===== DATASET =====

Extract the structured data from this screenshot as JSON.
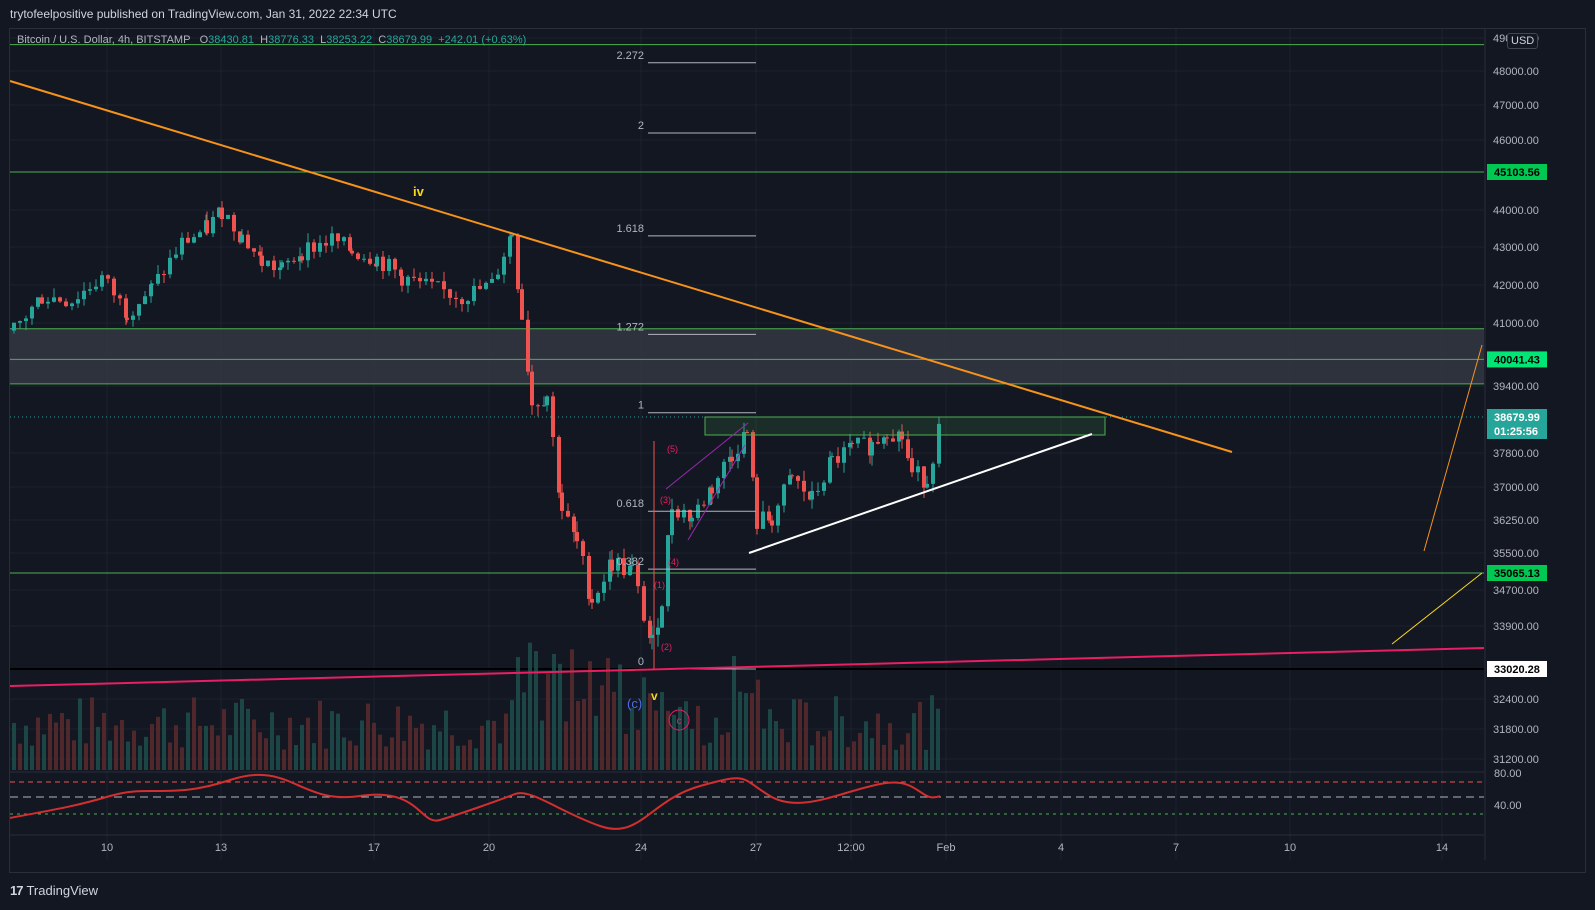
{
  "header": {
    "publisher_text": "trytofeelpositive published on TradingView.com, Jan 31, 2022 22:34 UTC"
  },
  "footer": {
    "brand": "TradingView",
    "logo_mark": "17"
  },
  "legend": {
    "symbol": "Bitcoin / U.S. Dollar, 4h, BITSTAMP",
    "open_label": "O",
    "open": "38430.81",
    "high_label": "H",
    "high": "38776.33",
    "low_label": "L",
    "low": "38253.22",
    "close_label": "C",
    "close": "38679.99",
    "change": "+242.01 (+0.63%)"
  },
  "currency_button": "USD",
  "colors": {
    "background": "#131722",
    "up": "#26a69a",
    "down": "#ef5350",
    "trendline_orange": "#f7931a",
    "support_pink": "#e91e63",
    "level_green": "#4caf50",
    "grid": "#1e222d"
  },
  "chart_data": {
    "type": "candlestick",
    "symbol": "BTCUSD",
    "timeframe": "4h",
    "ylim": [
      30700,
      49000
    ],
    "price_axis_ticks": [
      "49000.00",
      "48000.00",
      "47000.00",
      "46000.00",
      "44000.00",
      "43000.00",
      "42000.00",
      "41000.00",
      "40000.00",
      "39400.00",
      "37800.00",
      "37000.00",
      "36250.00",
      "35500.00",
      "34700.00",
      "33900.00",
      "32400.00",
      "31800.00",
      "31200.00"
    ],
    "price_labels": [
      {
        "value": 45103.56,
        "text": "45103.56",
        "color": "#00c853",
        "text_color": "#000000"
      },
      {
        "value": 40041.43,
        "text": "40041.43",
        "color": "#00e676",
        "text_color": "#000000"
      },
      {
        "value": 38679.99,
        "text": "38679.99",
        "text2": "01:25:56",
        "color": "#26a69a",
        "text_color": "#ffffff"
      },
      {
        "value": 35065.13,
        "text": "35065.13",
        "color": "#00c853",
        "text_color": "#000000"
      },
      {
        "value": 33020.28,
        "text": "33020.28",
        "color": "#ffffff",
        "text_color": "#000000"
      }
    ],
    "time_axis_ticks": [
      "10",
      "13",
      "17",
      "20",
      "24",
      "27",
      "12:00",
      "Feb",
      "4",
      "7",
      "10",
      "14"
    ],
    "horizontal_levels": [
      48800,
      45103.56,
      40850,
      40041.43,
      39450,
      35065.13
    ],
    "support_zone": [
      39450,
      40850
    ],
    "fib_levels": [
      {
        "label": "2.272",
        "value": 48250
      },
      {
        "label": "2",
        "value": 46200
      },
      {
        "label": "1.618",
        "value": 43300
      },
      {
        "label": "1.272",
        "value": 40700
      },
      {
        "label": "1",
        "value": 38780
      },
      {
        "label": "0.618",
        "value": 36450
      },
      {
        "label": "0.382",
        "value": 35150
      },
      {
        "label": "0",
        "value": 33020.28
      }
    ],
    "wave_labels": [
      {
        "text": "iv",
        "color": "#f9d71c"
      },
      {
        "text": "v",
        "color": "#f9d71c"
      },
      {
        "text": "(c)",
        "color": "#4f6bed"
      },
      {
        "text": "c",
        "color": "#e91e63"
      },
      {
        "text": "(1)",
        "color": "#e91e63"
      },
      {
        "text": "(2)",
        "color": "#e91e63"
      },
      {
        "text": "(3)",
        "color": "#e91e63"
      },
      {
        "text": "(4)",
        "color": "#e91e63"
      },
      {
        "text": "(5)",
        "color": "#e91e63"
      }
    ],
    "rsi": {
      "ticks": [
        "80.00",
        "40.00"
      ],
      "upper": 80,
      "middle": 60,
      "lower": 40
    }
  }
}
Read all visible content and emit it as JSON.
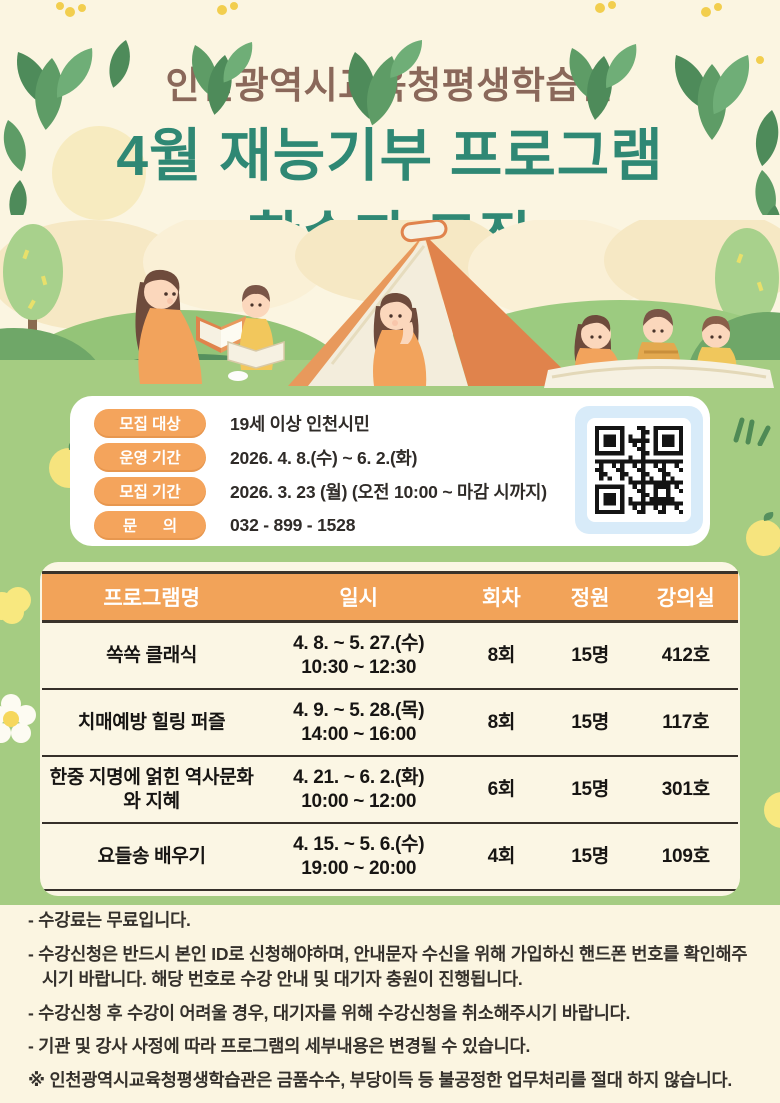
{
  "colors": {
    "background_cream": "#FBF5E1",
    "section_green": "#A5CC82",
    "title_brown": "#8A685A",
    "title_teal": "#2F8874",
    "accent_orange": "#F4A45C",
    "table_header_orange": "#F2A359",
    "qr_panel_blue": "#D8EBF9"
  },
  "header": {
    "org_title": "인천광역시교육청평생학습관",
    "main_title_line1": "4월 재능기부 프로그램",
    "main_title_line2": "학습자 모집"
  },
  "info": {
    "rows": [
      {
        "label": "모집 대상",
        "value": "19세 이상 인천시민"
      },
      {
        "label": "운영 기간",
        "value": "2026. 4. 8.(수) ~ 6. 2.(화)"
      },
      {
        "label": "모집 기간",
        "value": "2026. 3. 23 (월) (오전 10:00 ~ 마감 시까지)"
      },
      {
        "label": "문      의",
        "value": "032 - 899 - 1528"
      }
    ]
  },
  "program_table": {
    "headers": [
      "프로그램명",
      "일시",
      "회차",
      "정원",
      "강의실"
    ],
    "rows": [
      {
        "name": "쏙쏙 클래식",
        "date": "4. 8. ~ 5. 27.(수)",
        "time": "10:30 ~ 12:30",
        "sessions": "8회",
        "capacity": "15명",
        "room": "412호"
      },
      {
        "name": "치매예방 힐링 퍼즐",
        "date": "4. 9. ~ 5. 28.(목)",
        "time": "14:00 ~ 16:00",
        "sessions": "8회",
        "capacity": "15명",
        "room": "117호"
      },
      {
        "name": "한중 지명에 얽힌 역사문화와 지혜",
        "date": "4. 21. ~ 6. 2.(화)",
        "time": "10:00 ~ 12:00",
        "sessions": "6회",
        "capacity": "15명",
        "room": "301호"
      },
      {
        "name": "요들송 배우기",
        "date": "4. 15. ~ 5. 6.(수)",
        "time": "19:00 ~ 20:00",
        "sessions": "4회",
        "capacity": "15명",
        "room": "109호"
      }
    ]
  },
  "notes": [
    "- 수강료는 무료입니다.",
    "- 수강신청은 반드시 본인 ID로 신청해야하며, 안내문자 수신을 위해 가입하신 핸드폰 번호를 확인해주시기 바랍니다. 해당 번호로 수강 안내 및 대기자 충원이 진행됩니다.",
    "- 수강신청 후 수강이 어려울 경우, 대기자를 위해 수강신청을 취소해주시기 바랍니다.",
    "- 기관 및 강사 사정에 따라 프로그램의 세부내용은 변경될 수 있습니다.",
    "※ 인천광역시교육청평생학습관은 금품수수, 부당이득 등 불공정한 업무처리를 절대 하지 않습니다."
  ]
}
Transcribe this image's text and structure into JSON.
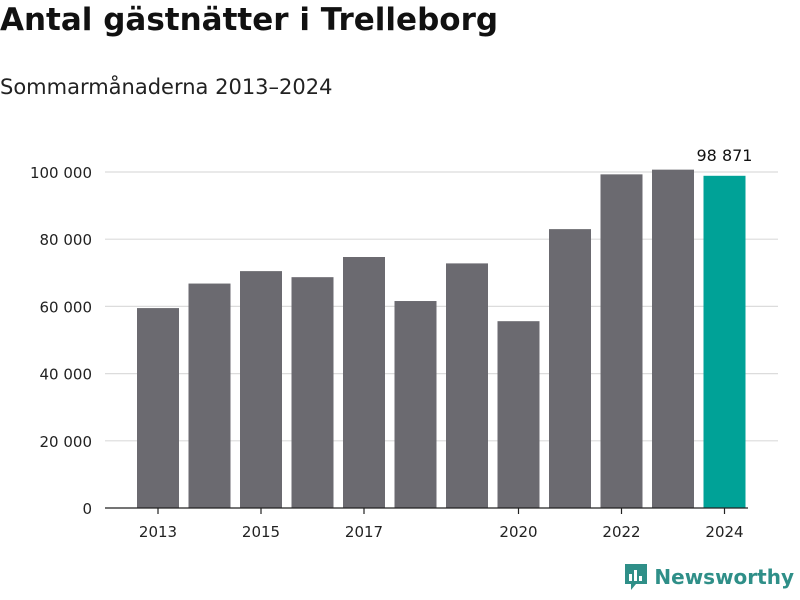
{
  "title": "Antal gästnätter i Trelleborg",
  "subtitle": "Sommarmånaderna 2013–2024",
  "chart_data": {
    "type": "bar",
    "years": [
      2013,
      2014,
      2015,
      2016,
      2017,
      2018,
      2019,
      2020,
      2021,
      2022,
      2023,
      2024
    ],
    "values": [
      59500,
      66800,
      70500,
      68700,
      74700,
      61600,
      72800,
      55600,
      83000,
      99300,
      100700,
      98871
    ],
    "x_tick_labels": [
      "2013",
      "2015",
      "2017",
      "2020",
      "2022",
      "2024"
    ],
    "y_ticks": [
      {
        "value": 0,
        "label": "0"
      },
      {
        "value": 20000,
        "label": "20 000"
      },
      {
        "value": 40000,
        "label": "40 000"
      },
      {
        "value": 60000,
        "label": "60 000"
      },
      {
        "value": 80000,
        "label": "80 000"
      },
      {
        "value": 100000,
        "label": "100 000"
      }
    ],
    "ylim": [
      0,
      100000
    ],
    "data_label": {
      "year": 2024,
      "text": "98 871"
    },
    "bar_color": "#6b6a70",
    "highlight_color": "#00a297",
    "highlight_year": 2024,
    "grid": true,
    "xlabel": "",
    "ylabel": ""
  },
  "brand": {
    "name": "Newsworthy",
    "icon": "newsworthy-logo-icon",
    "color": "#2f8f88"
  }
}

=====

Leave out the pictures and copy every record above exactly.

Extract the structured data from this screenshot as JSON.
{
  "header": {
    "publisher_text": "trytofeelpositive published on TradingView.com, Jan 31, 2022 22:34 UTC"
  },
  "footer": {
    "brand": "TradingView",
    "logo_mark": "17"
  },
  "legend": {
    "symbol": "Bitcoin / U.S. Dollar, 4h, BITSTAMP",
    "open_label": "O",
    "open": "38430.81",
    "high_label": "H",
    "high": "38776.33",
    "low_label": "L",
    "low": "38253.22",
    "close_label": "C",
    "close": "38679.99",
    "change": "+242.01 (+0.63%)"
  },
  "currency_button": "USD",
  "colors": {
    "background": "#131722",
    "up": "#26a69a",
    "down": "#ef5350",
    "trendline_orange": "#f7931a",
    "support_pink": "#e91e63",
    "level_green": "#4caf50",
    "grid": "#1e222d"
  },
  "chart_data": {
    "type": "candlestick",
    "symbol": "BTCUSD",
    "timeframe": "4h",
    "ylim": [
      30700,
      49000
    ],
    "price_axis_ticks": [
      "49000.00",
      "48000.00",
      "47000.00",
      "46000.00",
      "44000.00",
      "43000.00",
      "42000.00",
      "41000.00",
      "40000.00",
      "39400.00",
      "37800.00",
      "37000.00",
      "36250.00",
      "35500.00",
      "34700.00",
      "33900.00",
      "32400.00",
      "31800.00",
      "31200.00"
    ],
    "price_labels": [
      {
        "value": 45103.56,
        "text": "45103.56",
        "color": "#00c853",
        "text_color": "#000000"
      },
      {
        "value": 40041.43,
        "text": "40041.43",
        "color": "#00e676",
        "text_color": "#000000"
      },
      {
        "value": 38679.99,
        "text": "38679.99",
        "text2": "01:25:56",
        "color": "#26a69a",
        "text_color": "#ffffff"
      },
      {
        "value": 35065.13,
        "text": "35065.13",
        "color": "#00c853",
        "text_color": "#000000"
      },
      {
        "value": 33020.28,
        "text": "33020.28",
        "color": "#ffffff",
        "text_color": "#000000"
      }
    ],
    "time_axis_ticks": [
      "10",
      "13",
      "17",
      "20",
      "24",
      "27",
      "12:00",
      "Feb",
      "4",
      "7",
      "10",
      "14"
    ],
    "horizontal_levels": [
      48800,
      45103.56,
      40850,
      40041.43,
      39450,
      35065.13
    ],
    "support_zone": [
      39450,
      40850
    ],
    "fib_levels": [
      {
        "label": "2.272",
        "value": 48250
      },
      {
        "label": "2",
        "value": 46200
      },
      {
        "label": "1.618",
        "value": 43300
      },
      {
        "label": "1.272",
        "value": 40700
      },
      {
        "label": "1",
        "value": 38780
      },
      {
        "label": "0.618",
        "value": 36450
      },
      {
        "label": "0.382",
        "value": 35150
      },
      {
        "label": "0",
        "value": 33020.28
      }
    ],
    "wave_labels": [
      {
        "text": "iv",
        "color": "#f9d71c"
      },
      {
        "text": "v",
        "color": "#f9d71c"
      },
      {
        "text": "(c)",
        "color": "#4f6bed"
      },
      {
        "text": "c",
        "color": "#e91e63"
      },
      {
        "text": "(1)",
        "color": "#e91e63"
      },
      {
        "text": "(2)",
        "color": "#e91e63"
      },
      {
        "text": "(3)",
        "color": "#e91e63"
      },
      {
        "text": "(4)",
        "color": "#e91e63"
      },
      {
        "text": "(5)",
        "color": "#e91e63"
      }
    ],
    "rsi": {
      "ticks": [
        "80.00",
        "40.00"
      ],
      "upper": 80,
      "middle": 60,
      "lower": 40
    }
  }
}
Read all visible content and emit it as JSON.
{
  "colors": {
    "background_cream": "#FBF5E1",
    "section_green": "#A5CC82",
    "title_brown": "#8A685A",
    "title_teal": "#2F8874",
    "accent_orange": "#F4A45C",
    "table_header_orange": "#F2A359",
    "qr_panel_blue": "#D8EBF9"
  },
  "header": {
    "org_title": "인천광역시교육청평생학습관",
    "main_title_line1": "4월 재능기부 프로그램",
    "main_title_line2": "학습자 모집"
  },
  "info": {
    "rows": [
      {
        "label": "모집 대상",
        "value": "19세 이상 인천시민"
      },
      {
        "label": "운영 기간",
        "value": "2026. 4. 8.(수) ~ 6. 2.(화)"
      },
      {
        "label": "모집 기간",
        "value": "2026. 3. 23 (월) (오전 10:00 ~ 마감 시까지)"
      },
      {
        "label": "문      의",
        "value": "032 - 899 - 1528"
      }
    ]
  },
  "program_table": {
    "headers": [
      "프로그램명",
      "일시",
      "회차",
      "정원",
      "강의실"
    ],
    "rows": [
      {
        "name": "쏙쏙 클래식",
        "date": "4. 8. ~ 5. 27.(수)",
        "time": "10:30 ~ 12:30",
        "sessions": "8회",
        "capacity": "15명",
        "room": "412호"
      },
      {
        "name": "치매예방 힐링 퍼즐",
        "date": "4. 9. ~ 5. 28.(목)",
        "time": "14:00 ~ 16:00",
        "sessions": "8회",
        "capacity": "15명",
        "room": "117호"
      },
      {
        "name": "한중 지명에 얽힌 역사문화와 지혜",
        "date": "4. 21. ~ 6. 2.(화)",
        "time": "10:00 ~ 12:00",
        "sessions": "6회",
        "capacity": "15명",
        "room": "301호"
      },
      {
        "name": "요들송 배우기",
        "date": "4. 15. ~ 5. 6.(수)",
        "time": "19:00 ~ 20:00",
        "sessions": "4회",
        "capacity": "15명",
        "room": "109호"
      }
    ]
  },
  "notes": [
    "- 수강료는 무료입니다.",
    "- 수강신청은 반드시 본인 ID로 신청해야하며, 안내문자 수신을 위해 가입하신 핸드폰 번호를 확인해주시기 바랍니다. 해당 번호로 수강 안내 및 대기자 충원이 진행됩니다.",
    "- 수강신청 후 수강이 어려울 경우, 대기자를 위해 수강신청을 취소해주시기 바랍니다.",
    "- 기관 및 강사 사정에 따라 프로그램의 세부내용은 변경될 수 있습니다.",
    "※ 인천광역시교육청평생학습관은 금품수수, 부당이득 등 불공정한 업무처리를 절대 하지 않습니다."
  ]
}
Transcribe this image's text and structure into JSON.
{
  "title": "Antal gästnätter i Trelleborg",
  "subtitle": "Sommarmånaderna 2013–2024",
  "chart_data": {
    "type": "bar",
    "years": [
      2013,
      2014,
      2015,
      2016,
      2017,
      2018,
      2019,
      2020,
      2021,
      2022,
      2023,
      2024
    ],
    "values": [
      59500,
      66800,
      70500,
      68700,
      74700,
      61600,
      72800,
      55600,
      83000,
      99300,
      100700,
      98871
    ],
    "x_tick_labels": [
      "2013",
      "2015",
      "2017",
      "2020",
      "2022",
      "2024"
    ],
    "y_ticks": [
      {
        "value": 0,
        "label": "0"
      },
      {
        "value": 20000,
        "label": "20 000"
      },
      {
        "value": 40000,
        "label": "40 000"
      },
      {
        "value": 60000,
        "label": "60 000"
      },
      {
        "value": 80000,
        "label": "80 000"
      },
      {
        "value": 100000,
        "label": "100 000"
      }
    ],
    "ylim": [
      0,
      100000
    ],
    "data_label": {
      "year": 2024,
      "text": "98 871"
    },
    "bar_color": "#6b6a70",
    "highlight_color": "#00a297",
    "highlight_year": 2024,
    "grid": true,
    "xlabel": "",
    "ylabel": ""
  },
  "brand": {
    "name": "Newsworthy",
    "icon": "newsworthy-logo-icon",
    "color": "#2f8f88"
  }
}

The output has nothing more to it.